Data entries —
* Begin *

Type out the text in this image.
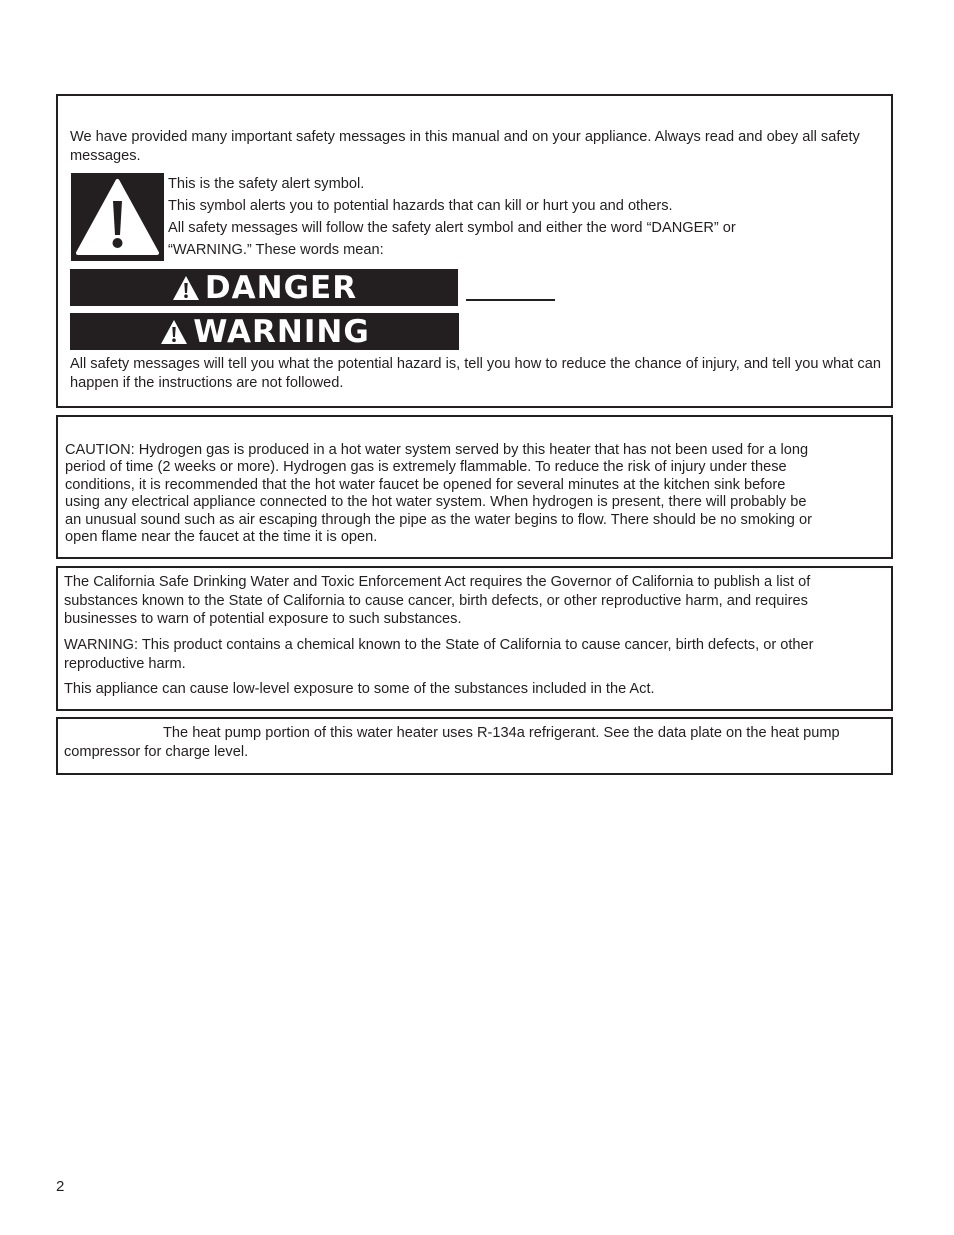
We have provided many important safety messages in this manual and on your appliance. Always read and obey all safety messages.

This is the safety alert symbol.

This symbol alerts you to potential hazards that can kill or hurt you and others.

All safety messages will follow the safety alert symbol and either the word “DANGER” or

“WARNING.” These words mean:

DANGER
WARNING

All safety messages will tell you what the potential hazard is, tell you how to reduce the chance of injury, and tell you what can happen if the instructions are not followed.

CAUTION: Hydrogen gas is produced in a hot water system served by this heater that has not been used for a long
period of time (2 weeks or more). Hydrogen gas is extremely flammable. To reduce the risk of injury under these
conditions, it is recommended that the hot water faucet be opened for several minutes at the kitchen sink before
using any electrical appliance connected to the hot water system. When hydrogen is present, there will probably be
an unusual sound such as air escaping through the pipe as the water begins to flow. There should be no smoking or
open flame near the faucet at the time it is open.

The California Safe Drinking Water and Toxic Enforcement Act requires the Governor of California to publish a list of substances known to the State of California to cause cancer, birth defects, or other reproductive harm, and requires businesses to warn of potential exposure to such substances.

WARNING: This product contains a chemical known to the State of California to cause cancer, birth defects, or other reproductive harm.

This appliance can cause low-level exposure to some of the substances included in the Act.

The heat pump portion of this water heater uses R-134a refrigerant. See the data plate on the heat pump compressor for charge level.

2
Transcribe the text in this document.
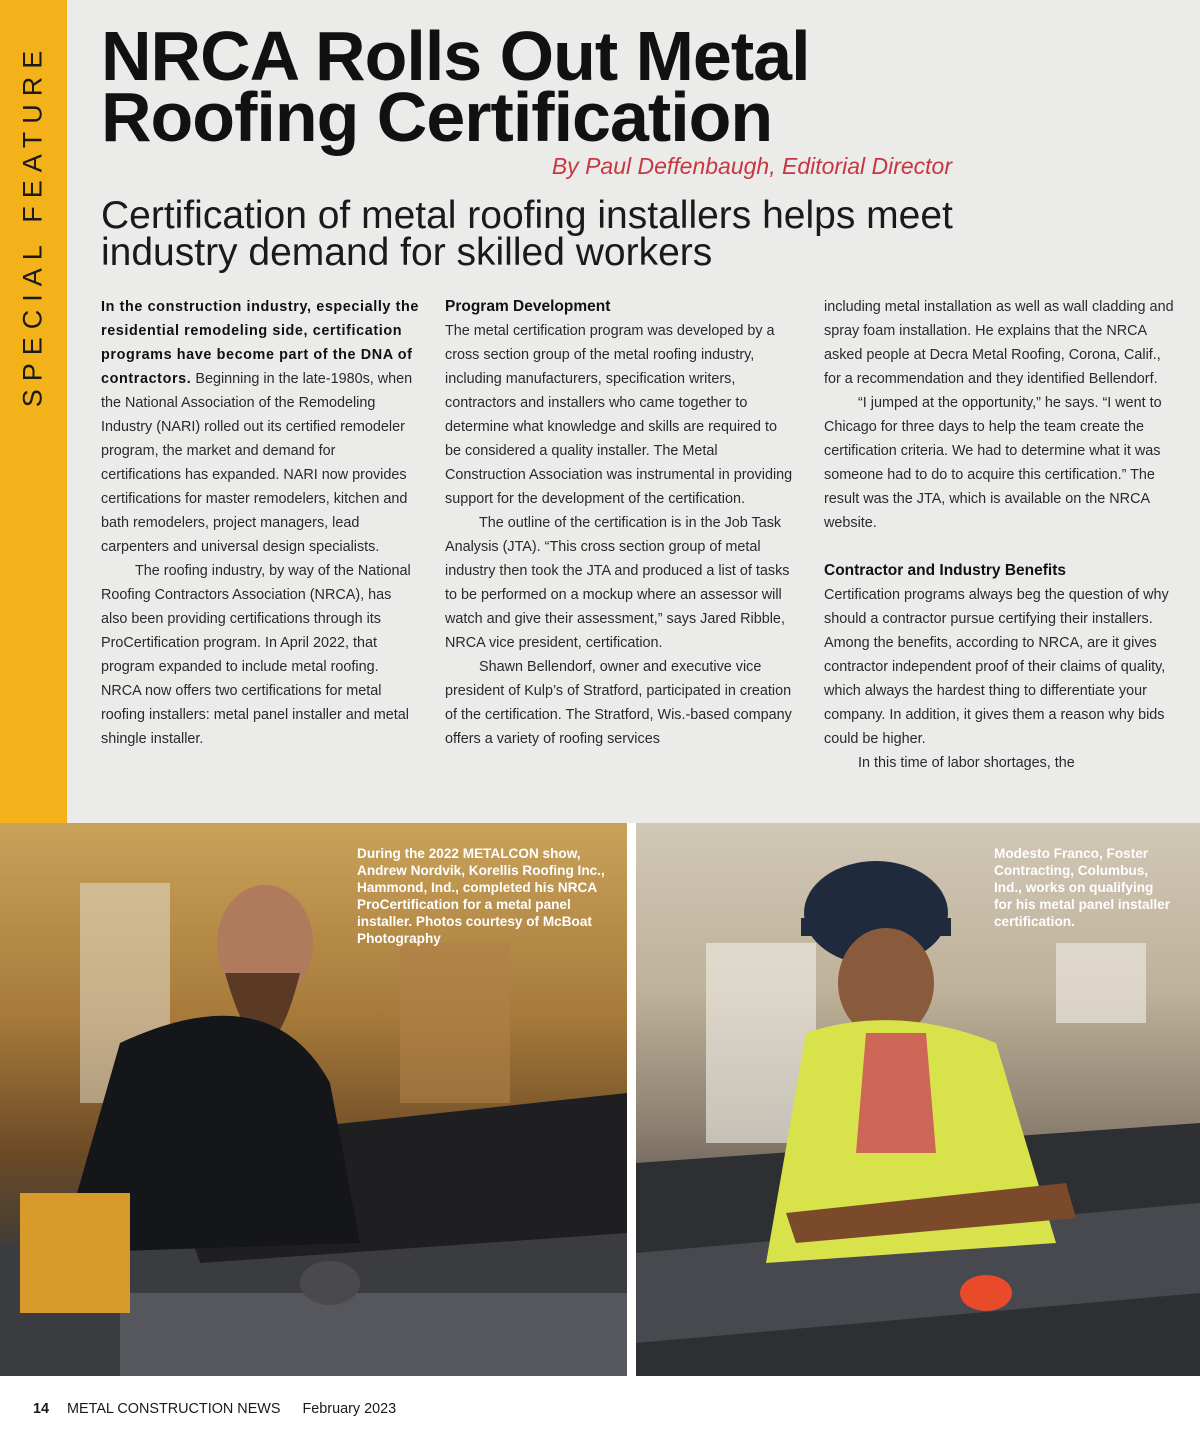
SPECIAL FEATURE NRCA Rolls Out Metal Roofing Certification
By Paul Deffenbaugh, Editorial Director
Certification of metal roofing installers helps meet industry demand for skilled workers

In the construction industry, especially the residential remodeling side, certification programs have become part of the DNA of contractors. Beginning in the late-1980s, when the National Association of the Remodeling Industry (NARI) rolled out its certified remodeler program, the market and demand for certifications has expanded. NARI now provides certifications for master remodelers, kitchen and bath remodelers, project managers, lead carpenters and universal design specialists.

The roofing industry, by way of the National Roofing Contractors Association (NRCA), has also been providing certifications through its ProCertification program. In April 2022, that program expanded to include metal roofing. NRCA now offers two certifications for metal roofing installers: metal panel installer and metal shingle installer.

Program Development

The metal certification program was developed by a cross section group of the metal roofing industry, including manufacturers, specification writers, contractors and installers who came together to determine what knowledge and skills are required to be considered a quality installer. The Metal Construction Association was instrumental in providing support for the development of the certification.

The outline of the certification is in the Job Task Analysis (JTA). “This cross section group of metal industry then took the JTA and produced a list of tasks to be performed on a mockup where an assessor will watch and give their assessment,” says Jared Ribble, NRCA vice president, certification.

Shawn Bellendorf, owner and executive vice president of Kulp’s of Stratford, participated in creation of the certification. The Stratford, Wis.-based company offers a variety of roofing services

including metal installation as well as wall cladding and spray foam installation. He explains that the NRCA asked people at Decra Metal Roofing, Corona, Calif., for a recommendation and they identified Bellendorf.

“I jumped at the opportunity,” he says. “I went to Chicago for three days to help the team create the certification criteria. We had to determine what it was someone had to do to acquire this certification.” The result was the JTA, which is available on the NRCA website.

Contractor and Industry Benefits

Certification programs always beg the question of why should a contractor pursue certifying their installers. Among the benefits, according to NRCA, are it gives contractor independent proof of their claims of quality, which always the hardest thing to differentiate your company. In addition, it gives them a reason why bids could be higher.

In this time of labor shortages, the

During the 2022 METALCON show, Andrew Nordvik, Korellis Roofing Inc., Hammond, Ind., completed his NRCA ProCertification for a metal panel installer. Photos courtesy of McBoat Photography
Modesto Franco, Foster Contracting, Columbus, Ind., works on qualifying for his metal panel installer certification.
14 METAL CONSTRUCTION NEWS February 2023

* End *

Instructions for the task — Set down the lines of the records above exactly, apart from the pictures.

Answer to this exercise —
Type out the text in this image.
We have provided many important safety messages in this manual and on your appliance. Always read and obey all safety messages.

This is the safety alert symbol.

This symbol alerts you to potential hazards that can kill or hurt you and others.

All safety messages will follow the safety alert symbol and either the word “DANGER” or

“WARNING.” These words mean:

DANGER
WARNING

All safety messages will tell you what the potential hazard is, tell you how to reduce the chance of injury, and tell you what can happen if the instructions are not followed.

CAUTION: Hydrogen gas is produced in a hot water system served by this heater that has not been used for a long
period of time (2 weeks or more). Hydrogen gas is extremely flammable. To reduce the risk of injury under these
conditions, it is recommended that the hot water faucet be opened for several minutes at the kitchen sink before
using any electrical appliance connected to the hot water system. When hydrogen is present, there will probably be
an unusual sound such as air escaping through the pipe as the water begins to flow. There should be no smoking or
open flame near the faucet at the time it is open.

The California Safe Drinking Water and Toxic Enforcement Act requires the Governor of California to publish a list of substances known to the State of California to cause cancer, birth defects, or other reproductive harm, and requires businesses to warn of potential exposure to such substances.

WARNING: This product contains a chemical known to the State of California to cause cancer, birth defects, or other reproductive harm.

This appliance can cause low-level exposure to some of the substances included in the Act.

The heat pump portion of this water heater uses R-134a refrigerant. See the data plate on the heat pump compressor for charge level.

2
Transcribe the text in this document.
SPECIAL FEATURE NRCA Rolls Out Metal Roofing Certification
By Paul Deffenbaugh, Editorial Director
Certification of metal roofing installers helps meet industry demand for skilled workers

In the construction industry, especially the residential remodeling side, certification programs have become part of the DNA of contractors. Beginning in the late-1980s, when the National Association of the Remodeling Industry (NARI) rolled out its certified remodeler program, the market and demand for certifications has expanded. NARI now provides certifications for master remodelers, kitchen and bath remodelers, project managers, lead carpenters and universal design specialists.

The roofing industry, by way of the National Roofing Contractors Association (NRCA), has also been providing certifications through its ProCertification program. In April 2022, that program expanded to include metal roofing. NRCA now offers two certifications for metal roofing installers: metal panel installer and metal shingle installer.

Program Development

The metal certification program was developed by a cross section group of the metal roofing industry, including manufacturers, specification writers, contractors and installers who came together to determine what knowledge and skills are required to be considered a quality installer. The Metal Construction Association was instrumental in providing support for the development of the certification.

The outline of the certification is in the Job Task Analysis (JTA). “This cross section group of metal industry then took the JTA and produced a list of tasks to be performed on a mockup where an assessor will watch and give their assessment,” says Jared Ribble, NRCA vice president, certification.

Shawn Bellendorf, owner and executive vice president of Kulp’s of Stratford, participated in creation of the certification. The Stratford, Wis.-based company offers a variety of roofing services

including metal installation as well as wall cladding and spray foam installation. He explains that the NRCA asked people at Decra Metal Roofing, Corona, Calif., for a recommendation and they identified Bellendorf.

“I jumped at the opportunity,” he says. “I went to Chicago for three days to help the team create the certification criteria. We had to determine what it was someone had to do to acquire this certification.” The result was the JTA, which is available on the NRCA website.

Contractor and Industry Benefits

Certification programs always beg the question of why should a contractor pursue certifying their installers. Among the benefits, according to NRCA, are it gives contractor independent proof of their claims of quality, which always the hardest thing to differentiate your company. In addition, it gives them a reason why bids could be higher.

In this time of labor shortages, the

During the 2022 METALCON show, Andrew Nordvik, Korellis Roofing Inc., Hammond, Ind., completed his NRCA ProCertification for a metal panel installer. Photos courtesy of McBoat Photography
Modesto Franco, Foster Contracting, Columbus, Ind., works on qualifying for his metal panel installer certification.
14 METAL CONSTRUCTION NEWS February 2023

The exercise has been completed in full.